- Task inputs
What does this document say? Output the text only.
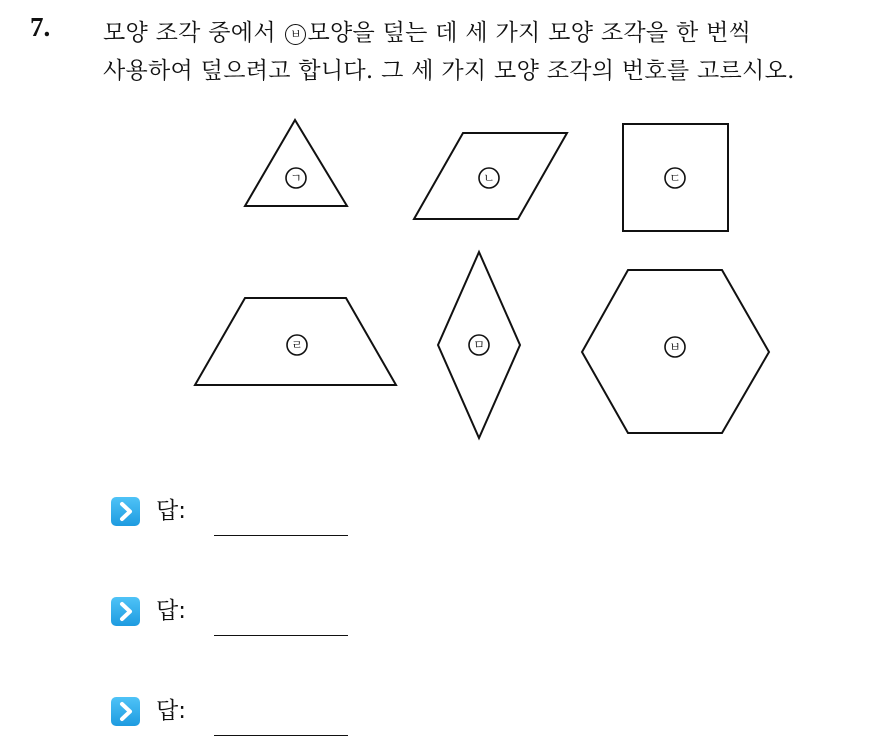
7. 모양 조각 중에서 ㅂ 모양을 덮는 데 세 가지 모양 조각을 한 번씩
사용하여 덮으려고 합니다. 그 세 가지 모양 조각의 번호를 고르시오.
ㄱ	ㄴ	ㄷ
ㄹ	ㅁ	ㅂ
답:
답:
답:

- Problem to work on
All of the material above should be reproduced exactly, except the pictures.

- Answer to the problem
What does this document say? Output the text only.
7. 모양 조각 중에서 ㅂ 모양을 덮는 데 세 가지 모양 조각을 한 번씩
사용하여 덮으려고 합니다. 그 세 가지 모양 조각의 번호를 고르시오.
ㄱ	ㄴ	ㄷ
ㄹ	ㅁ	ㅂ
답:
답:
답:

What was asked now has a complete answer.